**Written task**. Go over the listing below line by line and tally those containing "szolgáltatások". Give only the tally.

(Source records)

■ ■ ■

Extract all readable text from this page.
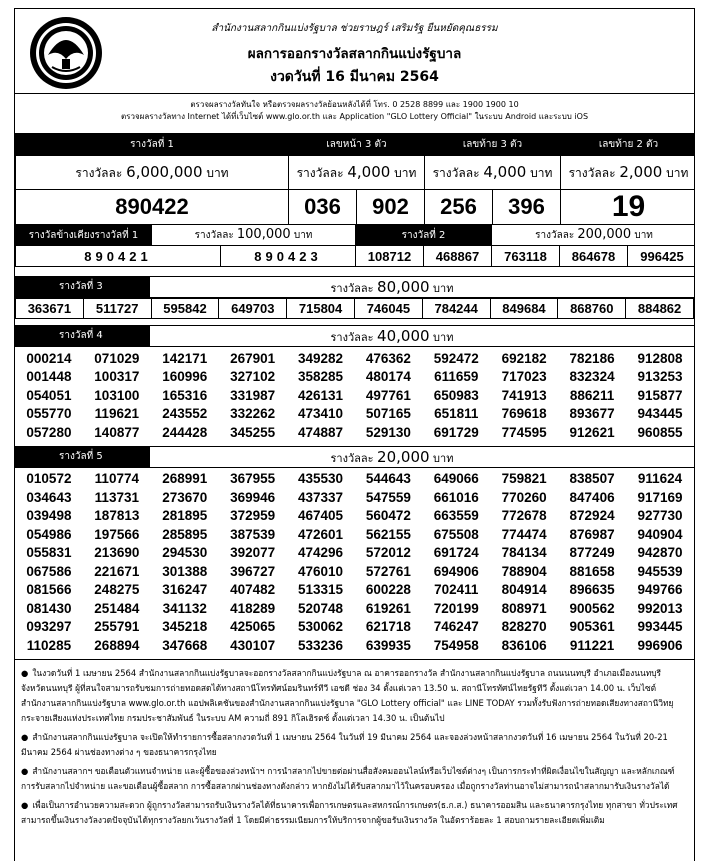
สำนักงานสลากกินแบ่งรัฐบาล ช่วยราษฎร์ เสริมรัฐ ยืนหยัดคุณธรรม
ผลการออกรางวัลสลากกินแบ่งรัฐบาล
งวดวันที่ 16 มีนาคม 2564
ตรวจผลรางวัลทันใจ หรือตรวจผลรางวัลย้อนหลังได้ที่ โทร. 0 2528 8899 และ 1900 1900 10
ตรวจผลรางวัลทาง Internet ได้ที่เว็บไซต์ www.glo.or.th และ Application "GLO Lottery Official" ในระบบ Android และระบบ iOS
รางวัลที่ 1	เลขหน้า 3 ตัว		เลขท้าย 3 ตัว		เลขท้าย 2 ตัว
รางวัลละ 6,000,000 บาท	รางวัลละ 4,000 บาท		รางวัลละ 4,000 บาท		รางวัลละ 2,000 บาท
890422	036	902	256	396	19
รางวัลข้างเคียงรางวัลที่ 1	รางวัลละ 100,000 บาท		รางวัลที่ 2		รางวัลละ 200,000 บาท		
890421		890423	108712	468867	763118	864678	996425
รางวัลที่ 3	รางวัลละ 80,000 บาท
363671	511727	595842	649703	715804	746045	784244	849684	868760	884862
รางวัลที่ 4	รางวัลละ 40,000 บาท
000214	071029	142171	267901	349282	476362	592472	692182	782186	912808
001448	100317	160996	327102	358285	480174	611659	717023	832324	913253
054051	103100	165316	331987	426131	497761	650983	741913	886211	915877
055770	119621	243552	332262	473410	507165	651811	769618	893677	943445
057280	140877	244428	345255	474887	529130	691729	774595	912621	960855
รางวัลที่ 5	รางวัลละ 20,000 บาท
010572	110774	268991	367955	435530	544643	649066	759821	838507	911624
034643	113731	273670	369946	437337	547559	661016	770260	847406	917169
039498	187813	281895	372959	467405	560472	663559	772678	872924	927730
054986	197566	285895	387539	472601	562155	675508	774474	876987	940904
055831	213690	294530	392077	474296	572012	691724	784134	877249	942870
067586	221671	301388	396727	476010	572761	694906	788904	881658	945539
081566	248275	316247	407482	513315	600228	702411	804914	896635	949766
081430	251484	341132	418289	520748	619261	720199	808971	900562	992013
093297	255791	345218	425065	530062	621718	746247	828270	905361	993445
110285	268894	347668	430107	533236	639935	754958	836106	911221	996906
● ในงวดวันที่ 1 เมษายน 2564 สำนักงานสลากกินแบ่งรัฐบาลจะออกรางวัลสลากกินแบ่งรัฐบาล ณ อาคารออกรางวัล สำนักงานสลากกินแบ่งรัฐบาล ถนนนนทบุรี อำเภอเมืองนนทบุรี จังหวัดนนทบุรี ผู้ที่สนใจสามารถรับชมการถ่ายทอดสดได้ทางสถานีโทรทัศน์อมรินทร์ทีวี เอชดี ช่อง 34 ตั้งแต่เวลา 13.50 น. สถานีโทรทัศน์ไทยรัฐทีวี ตั้งแต่เวลา 14.00 น. เว็บไซต์สำนักงานสลากกินแบ่งรัฐบาล www.glo.or.th แอปพลิเคชันของสำนักงานสลากกินแบ่งรัฐบาล "GLO Lottery official" และ LINE TODAY รวมทั้งรับฟังการถ่ายทอดเสียงทางสถานีวิทยุกระจายเสียงแห่งประเทศไทย กรมประชาสัมพันธ์ ในระบบ AM ความถี่ 891 กิโลเฮิรตซ์ ตั้งแต่เวลา 14.30 น. เป็นต้นไป
● สำนักงานสลากกินแบ่งรัฐบาล จะเปิดให้ทำรายการซื้อสลากงวดวันที่ 1 เมษายน 2564 ในวันที่ 19 มีนาคม 2564 และจองล่วงหน้าสลากงวดวันที่ 16 เมษายน 2564 ในวันที่ 20-21 มีนาคม 2564 ผ่านช่องทางต่าง ๆ ของธนาคารกรุงไทย
● สำนักงานสลากฯ ขอเตือนตัวแทนจำหน่าย และผู้ซื้อของล่วงหน้าฯ การนำสลากไปขายต่อผ่านสื่อสังคมออนไลน์หรือเว็บไซต์ต่างๆ เป็นการกระทำที่ผิดเงื่อนไขในสัญญา และหลักเกณฑ์การรับสลากไปจำหน่าย และขอเตือนผู้ซื้อสลาก การซื้อสลากผ่านช่องทางดังกล่าว หากยังไม่ได้รับสลากมาไว้ในครอบครอง เมื่อถูกรางวัลท่านอาจไม่สามารถนำสลากมารับเงินรางวัลได้
● เพื่อเป็นการอำนวยความสะดวก ผู้ถูกรางวัลสามารถรับเงินรางวัลได้ที่ธนาคารเพื่อการเกษตรและสหกรณ์การเกษตร(ธ.ก.ส.) ธนาคารออมสิน และธนาคารกรุงไทย ทุกสาขา ทั่วประเทศ สามารถขึ้นเงินรางวัลงวดปัจจุบันได้ทุกรางวัลยกเว้นรางวัลที่ 1 โดยมีค่าธรรมเนียมการให้บริการจากผู้ขอรับเงินรางวัล ในอัตราร้อยละ 1 สอบถามรายละเอียดเพิ่มเติม
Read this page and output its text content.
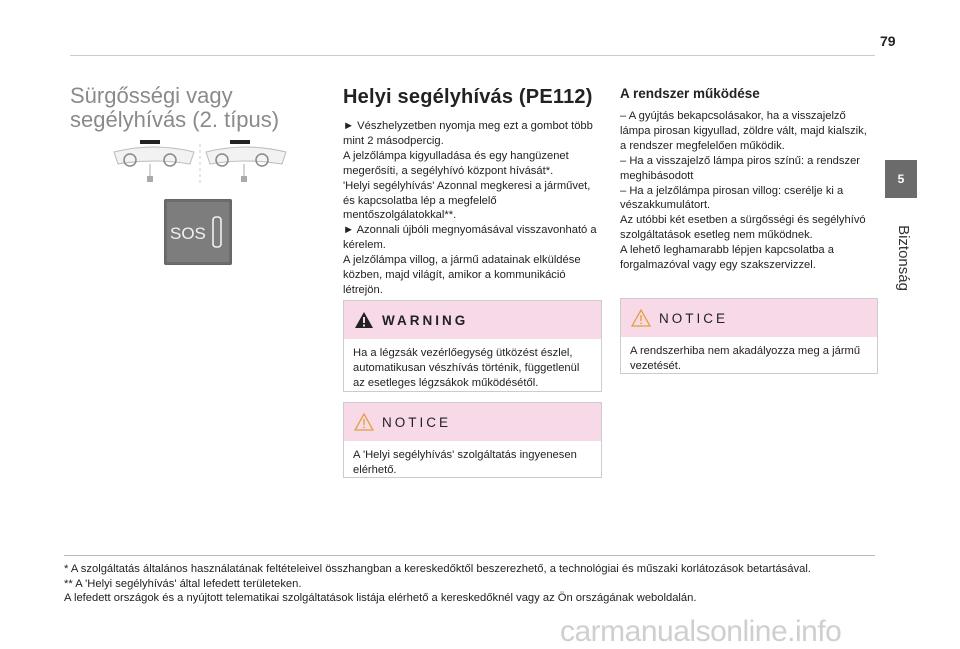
79
5
Biztonság
Sürgősségi vagy segélyhívás (2. típus)
SOS
Helyi segélyhívás (PE112)

► Vészhelyzetben nyomja meg ezt a gombot több mint 2 másodpercig.

A jelzőlámpa kigyulladása és egy hangüzenet megerősíti, a segélyhívó központ hívását*.

'Helyi segélyhívás' Azonnal megkeresi a járművet, és kapcsolatba lép a megfelelő mentőszolgálatokkal**.

► Azonnali újbóli megnyomásával visszavonható a kérelem.

A jelzőlámpa villog, a jármű adatainak elküldése közben, majd világít, amikor a kommunikáció létrejön.

WARNING
Ha a légzsák vezérlőegység ütközést észlel, automatikusan vészhívás történik, függetlenül az esetleges légzsákok működésétől.
NOTICE
A 'Helyi segélyhívás' szolgáltatás ingyenesen elérhető.
A rendszer működése

– A gyújtás bekapcsolásakor, ha a visszajelző lámpa pirosan kigyullad, zöldre vált, majd kialszik, a rendszer megfelelően működik.

– Ha a visszajelző lámpa piros színű: a rendszer meghibásodott

– Ha a jelzőlámpa pirosan villog: cserélje ki a vészakkumulátort.

Az utóbbi két esetben a sürgősségi és segélyhívó szolgáltatások esetleg nem működnek.

A lehető leghamarabb lépjen kapcsolatba a forgalmazóval vagy egy szakszervizzel.

NOTICE
A rendszerhiba nem akadályozza meg a jármű vezetését.

* A szolgáltatás általános használatának feltételeivel összhangban a kereskedőktől beszerezhető, a technológiai és műszaki korlátozások betartásával.

** A 'Helyi segélyhívás' által lefedett területeken.

A lefedett országok és a nyújtott telematikai szolgáltatások listája elérhető a kereskedőknél vagy az Ön országának weboldalán.

carmanualsonline.info
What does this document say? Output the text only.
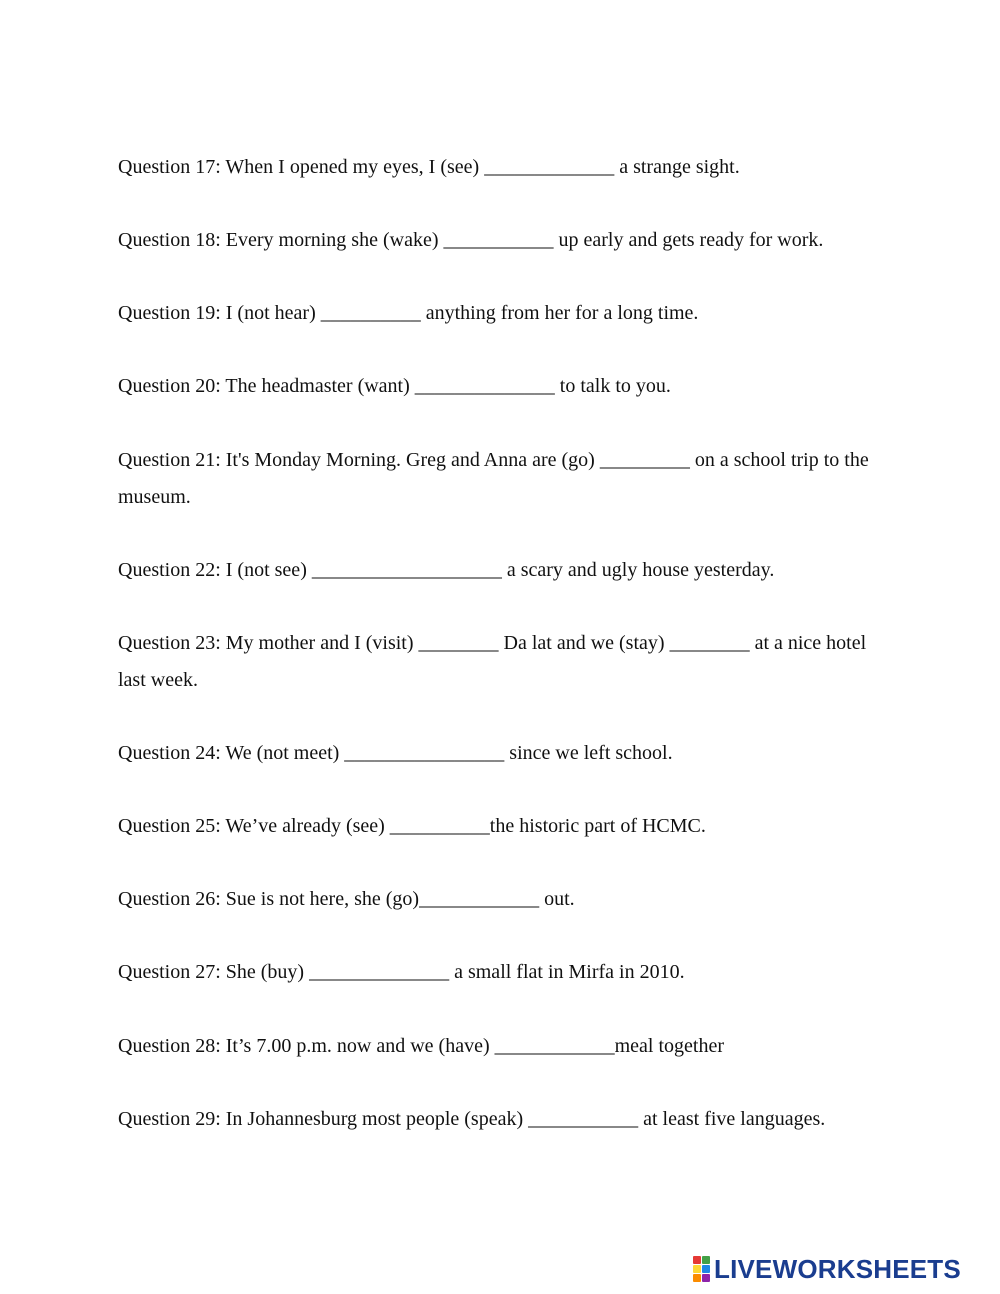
Question 17: When I opened my eyes, I (see) _____________ a strange sight.
Question 18: Every morning she (wake) ___________ up early and gets ready for work.
Question 19: I (not hear) __________ anything from her for a long time.
Question 20: The headmaster (want) ______________ to talk to you.
Question 21: It's Monday Morning. Greg and Anna are (go) _________ on a school trip to the museum.
Question 22: I (not see) ___________________ a scary and ugly house yesterday.
Question 23: My mother and I (visit) ________ Da lat and we (stay) ________ at a nice hotel last week.
Question 24: We (not meet) ________________ since we left school.
Question 25: We’ve already (see) __________the historic part of HCMC.
Question 26: Sue is not here, she (go)____________ out.
Question 27: She (buy) ______________ a small flat in Mirfa in 2010.
Question 28: It’s 7.00 p.m. now and we (have) ____________meal together
Question 29: In Johannesburg most people (speak) ___________ at least five languages.
LIVEWORKSHEETS
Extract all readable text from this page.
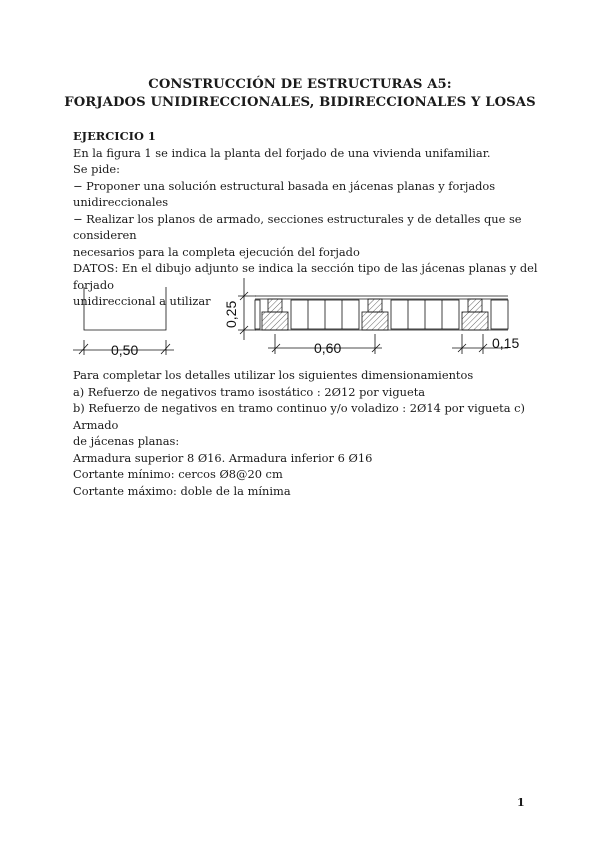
CONSTRUCCIÓN DE ESTRUCTURAS A5:
FORJADOS UNIDIRECCIONALES, BIDIRECCIONALES Y LOSAS
EJERCICIO 1
En la figura 1 se indica la planta del forjado de una vivienda unifamiliar.
Se pide:
− Proponer una solución estructural basada en jácenas planas y forjados
unidireccionales
− Realizar los planos de armado, secciones estructurales y de detalles que se consideren
necesarios para la completa ejecución del forjado
DATOS: En el dibujo adjunto se indica la sección tipo de las jácenas planas y del forjado
unidireccional a utilizar
0,50
0,25
0,60	0,15
Para completar los detalles utilizar los siguientes dimensionamientos
a) Refuerzo de negativos tramo isostático : 2Ø12 por vigueta
b) Refuerzo de negativos en tramo continuo y/o voladizo : 2Ø14 por vigueta c) Armado
de jácenas planas:
Armadura superior 8 Ø16. Armadura inferior 6 Ø16
Cortante mínimo: cercos Ø8@20 cm
Cortante máximo: doble de la mínima
1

■ ■ ■

**Response below**. 2